Recorded data:

** BEGIN **

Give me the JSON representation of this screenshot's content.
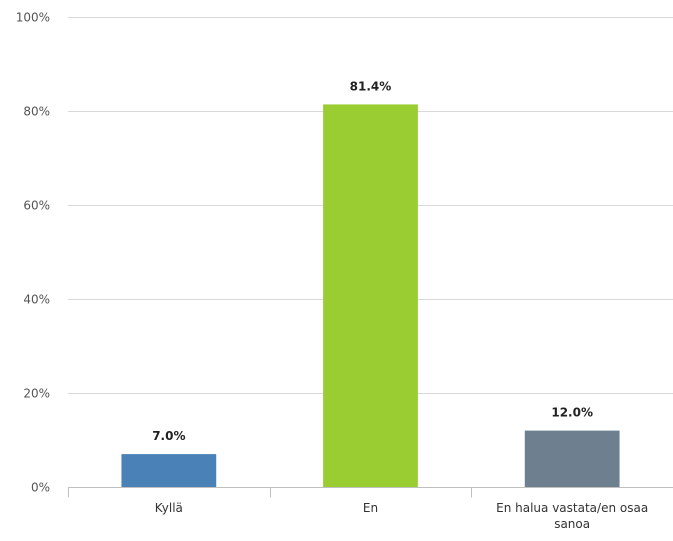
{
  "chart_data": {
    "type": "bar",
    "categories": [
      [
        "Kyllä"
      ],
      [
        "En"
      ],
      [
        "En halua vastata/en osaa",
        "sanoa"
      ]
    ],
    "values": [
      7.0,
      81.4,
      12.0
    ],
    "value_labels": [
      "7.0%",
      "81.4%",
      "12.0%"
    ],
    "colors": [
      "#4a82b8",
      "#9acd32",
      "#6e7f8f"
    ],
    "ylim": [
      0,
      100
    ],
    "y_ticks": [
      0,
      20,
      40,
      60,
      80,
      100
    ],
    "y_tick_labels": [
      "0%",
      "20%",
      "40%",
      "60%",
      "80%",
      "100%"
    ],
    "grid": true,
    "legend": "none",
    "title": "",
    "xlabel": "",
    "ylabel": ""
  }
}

** END **
** BEGIN **

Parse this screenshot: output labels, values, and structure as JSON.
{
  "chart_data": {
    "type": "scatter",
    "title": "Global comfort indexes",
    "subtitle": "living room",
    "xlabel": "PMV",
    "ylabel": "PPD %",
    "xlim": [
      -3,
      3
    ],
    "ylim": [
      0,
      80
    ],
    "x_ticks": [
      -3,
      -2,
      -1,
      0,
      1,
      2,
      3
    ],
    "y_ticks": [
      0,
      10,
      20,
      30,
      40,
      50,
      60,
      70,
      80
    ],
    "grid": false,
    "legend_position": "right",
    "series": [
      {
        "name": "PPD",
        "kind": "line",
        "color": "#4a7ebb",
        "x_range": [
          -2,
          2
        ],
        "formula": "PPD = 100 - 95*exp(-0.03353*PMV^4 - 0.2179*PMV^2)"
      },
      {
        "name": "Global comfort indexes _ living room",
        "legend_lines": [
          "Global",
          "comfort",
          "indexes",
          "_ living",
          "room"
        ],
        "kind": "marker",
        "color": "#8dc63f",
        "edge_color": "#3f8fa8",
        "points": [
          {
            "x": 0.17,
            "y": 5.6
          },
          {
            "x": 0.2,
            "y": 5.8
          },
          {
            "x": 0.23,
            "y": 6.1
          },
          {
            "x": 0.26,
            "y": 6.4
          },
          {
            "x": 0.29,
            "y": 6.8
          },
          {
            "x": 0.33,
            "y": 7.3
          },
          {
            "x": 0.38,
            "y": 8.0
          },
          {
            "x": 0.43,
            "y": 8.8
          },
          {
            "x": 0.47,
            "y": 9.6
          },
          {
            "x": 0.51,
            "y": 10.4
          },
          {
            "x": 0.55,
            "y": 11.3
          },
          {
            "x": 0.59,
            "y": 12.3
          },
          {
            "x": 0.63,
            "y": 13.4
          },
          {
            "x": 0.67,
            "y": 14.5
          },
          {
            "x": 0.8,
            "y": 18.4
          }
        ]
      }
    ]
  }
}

** END **
** BEGIN **

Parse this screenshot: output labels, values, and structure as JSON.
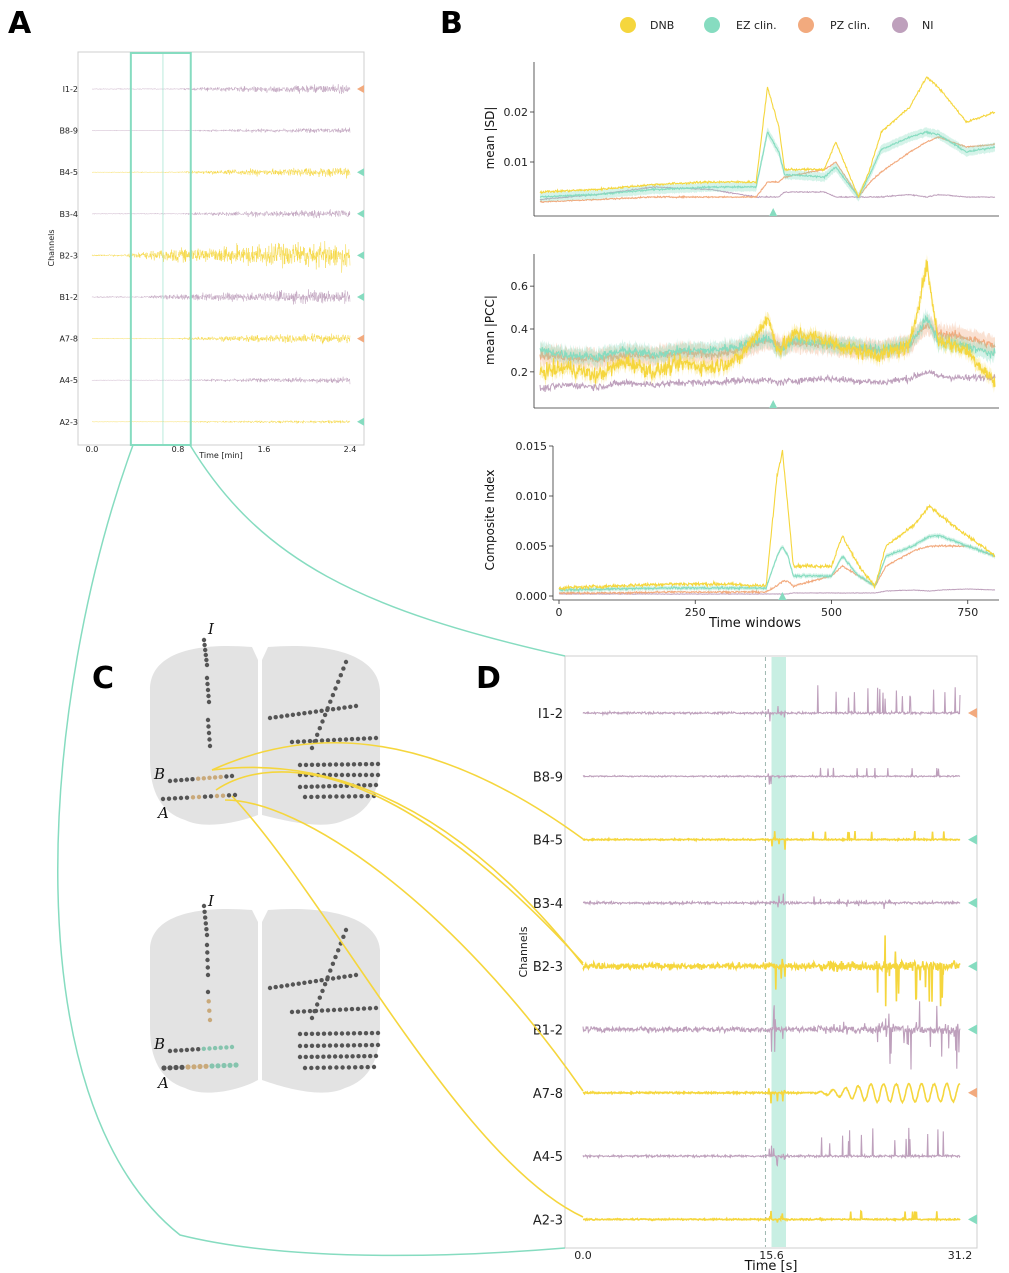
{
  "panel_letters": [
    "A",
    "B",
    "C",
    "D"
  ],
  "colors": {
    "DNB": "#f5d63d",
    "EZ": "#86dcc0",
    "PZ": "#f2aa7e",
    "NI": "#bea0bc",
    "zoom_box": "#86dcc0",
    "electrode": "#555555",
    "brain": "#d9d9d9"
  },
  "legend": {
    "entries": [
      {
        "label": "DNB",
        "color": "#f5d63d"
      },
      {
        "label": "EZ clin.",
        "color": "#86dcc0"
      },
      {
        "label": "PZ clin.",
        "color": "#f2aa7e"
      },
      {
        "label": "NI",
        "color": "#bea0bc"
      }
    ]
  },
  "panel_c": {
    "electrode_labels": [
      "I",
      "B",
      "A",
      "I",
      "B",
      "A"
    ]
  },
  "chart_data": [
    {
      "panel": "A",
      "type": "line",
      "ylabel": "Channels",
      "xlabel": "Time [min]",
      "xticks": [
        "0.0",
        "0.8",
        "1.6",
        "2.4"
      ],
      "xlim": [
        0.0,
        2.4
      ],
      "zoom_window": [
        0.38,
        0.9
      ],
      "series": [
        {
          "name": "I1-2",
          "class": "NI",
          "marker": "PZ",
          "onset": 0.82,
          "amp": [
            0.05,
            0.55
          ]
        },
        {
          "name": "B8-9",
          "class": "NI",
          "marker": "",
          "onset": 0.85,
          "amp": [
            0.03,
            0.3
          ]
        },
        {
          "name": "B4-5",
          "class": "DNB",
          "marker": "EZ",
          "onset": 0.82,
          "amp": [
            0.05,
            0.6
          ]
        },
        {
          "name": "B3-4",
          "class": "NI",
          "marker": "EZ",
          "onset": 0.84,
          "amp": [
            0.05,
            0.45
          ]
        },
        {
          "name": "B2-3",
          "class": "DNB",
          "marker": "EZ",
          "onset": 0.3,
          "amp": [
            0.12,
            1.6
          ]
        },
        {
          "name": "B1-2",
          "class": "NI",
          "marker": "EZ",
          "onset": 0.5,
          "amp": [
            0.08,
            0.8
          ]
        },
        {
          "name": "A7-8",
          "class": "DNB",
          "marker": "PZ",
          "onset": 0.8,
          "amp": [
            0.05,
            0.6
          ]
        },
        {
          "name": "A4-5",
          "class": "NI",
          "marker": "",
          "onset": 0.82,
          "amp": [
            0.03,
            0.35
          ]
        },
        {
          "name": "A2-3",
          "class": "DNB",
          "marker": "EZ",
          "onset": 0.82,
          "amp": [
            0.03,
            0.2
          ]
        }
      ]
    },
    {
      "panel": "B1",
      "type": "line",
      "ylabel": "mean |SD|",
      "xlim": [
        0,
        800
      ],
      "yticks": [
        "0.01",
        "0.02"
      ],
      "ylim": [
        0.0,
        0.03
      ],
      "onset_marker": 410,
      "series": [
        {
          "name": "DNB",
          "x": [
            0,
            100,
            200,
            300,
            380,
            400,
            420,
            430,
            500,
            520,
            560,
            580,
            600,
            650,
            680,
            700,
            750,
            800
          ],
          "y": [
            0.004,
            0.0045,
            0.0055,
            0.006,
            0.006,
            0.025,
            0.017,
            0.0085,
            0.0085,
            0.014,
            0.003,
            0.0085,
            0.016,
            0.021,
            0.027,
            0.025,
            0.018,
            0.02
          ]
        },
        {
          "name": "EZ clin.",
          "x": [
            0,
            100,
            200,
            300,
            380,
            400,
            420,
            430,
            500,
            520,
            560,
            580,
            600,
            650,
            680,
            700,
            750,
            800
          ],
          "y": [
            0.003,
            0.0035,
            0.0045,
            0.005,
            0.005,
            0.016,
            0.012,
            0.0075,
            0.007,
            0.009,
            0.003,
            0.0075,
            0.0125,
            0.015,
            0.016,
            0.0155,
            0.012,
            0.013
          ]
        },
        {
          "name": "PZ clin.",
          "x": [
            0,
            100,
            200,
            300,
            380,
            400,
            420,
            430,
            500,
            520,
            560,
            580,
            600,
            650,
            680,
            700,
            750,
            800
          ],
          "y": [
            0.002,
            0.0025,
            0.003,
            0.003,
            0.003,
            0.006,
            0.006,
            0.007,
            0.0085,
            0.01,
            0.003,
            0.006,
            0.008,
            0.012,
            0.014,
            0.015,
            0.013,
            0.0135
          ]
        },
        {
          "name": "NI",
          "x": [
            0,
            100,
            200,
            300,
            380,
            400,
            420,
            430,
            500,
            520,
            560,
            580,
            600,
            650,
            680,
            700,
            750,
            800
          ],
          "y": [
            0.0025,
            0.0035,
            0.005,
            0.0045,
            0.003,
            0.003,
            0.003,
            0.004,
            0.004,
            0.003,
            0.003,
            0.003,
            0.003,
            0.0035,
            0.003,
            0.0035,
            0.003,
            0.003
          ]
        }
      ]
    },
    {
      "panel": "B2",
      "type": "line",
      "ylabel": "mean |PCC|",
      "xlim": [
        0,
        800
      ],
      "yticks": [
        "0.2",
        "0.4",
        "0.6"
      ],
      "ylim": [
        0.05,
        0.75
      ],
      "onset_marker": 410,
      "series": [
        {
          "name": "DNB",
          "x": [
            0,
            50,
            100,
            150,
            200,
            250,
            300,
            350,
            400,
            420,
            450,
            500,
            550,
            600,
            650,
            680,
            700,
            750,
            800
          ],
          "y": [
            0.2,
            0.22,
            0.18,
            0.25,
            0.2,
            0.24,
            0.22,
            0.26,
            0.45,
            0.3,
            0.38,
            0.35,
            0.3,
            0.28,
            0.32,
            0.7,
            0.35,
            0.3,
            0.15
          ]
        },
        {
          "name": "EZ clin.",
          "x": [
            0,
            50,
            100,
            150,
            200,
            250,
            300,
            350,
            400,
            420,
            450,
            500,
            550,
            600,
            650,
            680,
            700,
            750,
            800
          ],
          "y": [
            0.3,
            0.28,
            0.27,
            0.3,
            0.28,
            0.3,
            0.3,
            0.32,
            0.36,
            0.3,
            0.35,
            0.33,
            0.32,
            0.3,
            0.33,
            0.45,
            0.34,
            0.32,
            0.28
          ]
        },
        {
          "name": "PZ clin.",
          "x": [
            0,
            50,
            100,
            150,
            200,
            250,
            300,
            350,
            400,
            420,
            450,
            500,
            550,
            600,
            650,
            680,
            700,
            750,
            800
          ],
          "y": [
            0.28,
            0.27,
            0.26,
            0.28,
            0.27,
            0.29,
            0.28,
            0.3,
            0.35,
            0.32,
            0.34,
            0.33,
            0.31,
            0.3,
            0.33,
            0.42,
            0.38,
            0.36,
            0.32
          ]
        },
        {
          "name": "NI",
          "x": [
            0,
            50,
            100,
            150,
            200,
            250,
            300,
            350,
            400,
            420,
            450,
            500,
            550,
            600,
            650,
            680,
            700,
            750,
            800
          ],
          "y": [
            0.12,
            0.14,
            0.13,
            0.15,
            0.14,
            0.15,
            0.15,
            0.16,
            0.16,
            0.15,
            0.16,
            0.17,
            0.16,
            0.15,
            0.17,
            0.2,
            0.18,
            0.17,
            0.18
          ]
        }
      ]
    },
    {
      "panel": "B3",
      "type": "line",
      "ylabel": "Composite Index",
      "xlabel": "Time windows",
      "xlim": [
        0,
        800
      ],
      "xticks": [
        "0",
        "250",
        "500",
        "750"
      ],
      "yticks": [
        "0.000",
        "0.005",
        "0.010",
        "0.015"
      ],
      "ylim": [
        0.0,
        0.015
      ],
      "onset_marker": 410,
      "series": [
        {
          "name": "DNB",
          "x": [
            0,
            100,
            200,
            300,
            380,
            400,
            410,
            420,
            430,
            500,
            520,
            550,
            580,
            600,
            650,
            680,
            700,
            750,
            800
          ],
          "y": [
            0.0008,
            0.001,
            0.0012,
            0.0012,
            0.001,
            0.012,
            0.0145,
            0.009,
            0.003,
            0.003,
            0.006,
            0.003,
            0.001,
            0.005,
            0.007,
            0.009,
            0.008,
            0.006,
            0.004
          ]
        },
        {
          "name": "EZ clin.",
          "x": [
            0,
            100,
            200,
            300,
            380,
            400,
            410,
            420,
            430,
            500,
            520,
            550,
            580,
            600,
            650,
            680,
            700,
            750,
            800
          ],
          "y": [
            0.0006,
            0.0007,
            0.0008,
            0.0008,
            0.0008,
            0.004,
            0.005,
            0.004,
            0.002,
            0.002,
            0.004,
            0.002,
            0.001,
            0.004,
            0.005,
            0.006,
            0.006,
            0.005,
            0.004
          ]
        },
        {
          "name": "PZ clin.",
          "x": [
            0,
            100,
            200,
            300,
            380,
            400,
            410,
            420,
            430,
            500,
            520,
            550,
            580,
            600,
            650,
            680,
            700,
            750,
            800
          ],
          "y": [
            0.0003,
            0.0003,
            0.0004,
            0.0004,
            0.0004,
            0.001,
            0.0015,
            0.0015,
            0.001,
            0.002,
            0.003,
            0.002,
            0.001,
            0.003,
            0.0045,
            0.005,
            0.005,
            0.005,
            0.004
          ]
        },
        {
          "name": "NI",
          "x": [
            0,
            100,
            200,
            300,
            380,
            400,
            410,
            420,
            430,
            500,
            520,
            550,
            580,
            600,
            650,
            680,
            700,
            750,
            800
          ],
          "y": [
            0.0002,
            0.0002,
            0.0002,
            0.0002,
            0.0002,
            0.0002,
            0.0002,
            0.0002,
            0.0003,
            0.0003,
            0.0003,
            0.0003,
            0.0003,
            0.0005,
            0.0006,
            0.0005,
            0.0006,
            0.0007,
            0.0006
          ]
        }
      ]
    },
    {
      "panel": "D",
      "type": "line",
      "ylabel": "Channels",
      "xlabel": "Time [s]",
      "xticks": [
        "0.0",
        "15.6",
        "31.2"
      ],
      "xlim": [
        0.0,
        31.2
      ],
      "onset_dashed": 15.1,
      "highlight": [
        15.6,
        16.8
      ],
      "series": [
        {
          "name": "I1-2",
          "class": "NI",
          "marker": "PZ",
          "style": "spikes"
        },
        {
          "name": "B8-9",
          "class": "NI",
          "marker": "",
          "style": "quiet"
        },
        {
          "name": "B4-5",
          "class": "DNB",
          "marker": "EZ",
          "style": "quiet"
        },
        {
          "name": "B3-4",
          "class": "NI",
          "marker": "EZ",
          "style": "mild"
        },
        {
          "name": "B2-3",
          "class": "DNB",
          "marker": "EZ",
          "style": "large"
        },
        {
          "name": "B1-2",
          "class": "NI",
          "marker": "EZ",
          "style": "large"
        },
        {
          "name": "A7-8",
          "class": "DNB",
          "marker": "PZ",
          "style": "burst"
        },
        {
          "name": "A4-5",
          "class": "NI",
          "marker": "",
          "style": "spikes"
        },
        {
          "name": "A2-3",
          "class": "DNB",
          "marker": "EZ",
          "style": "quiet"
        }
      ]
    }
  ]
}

** END **

### AIM OF THE TASK
Copy out every line with the word "Global".

### RESULT
    "title": "Global comfort indexes",
        "name": "Global comfort indexes _ living room",
          "Global",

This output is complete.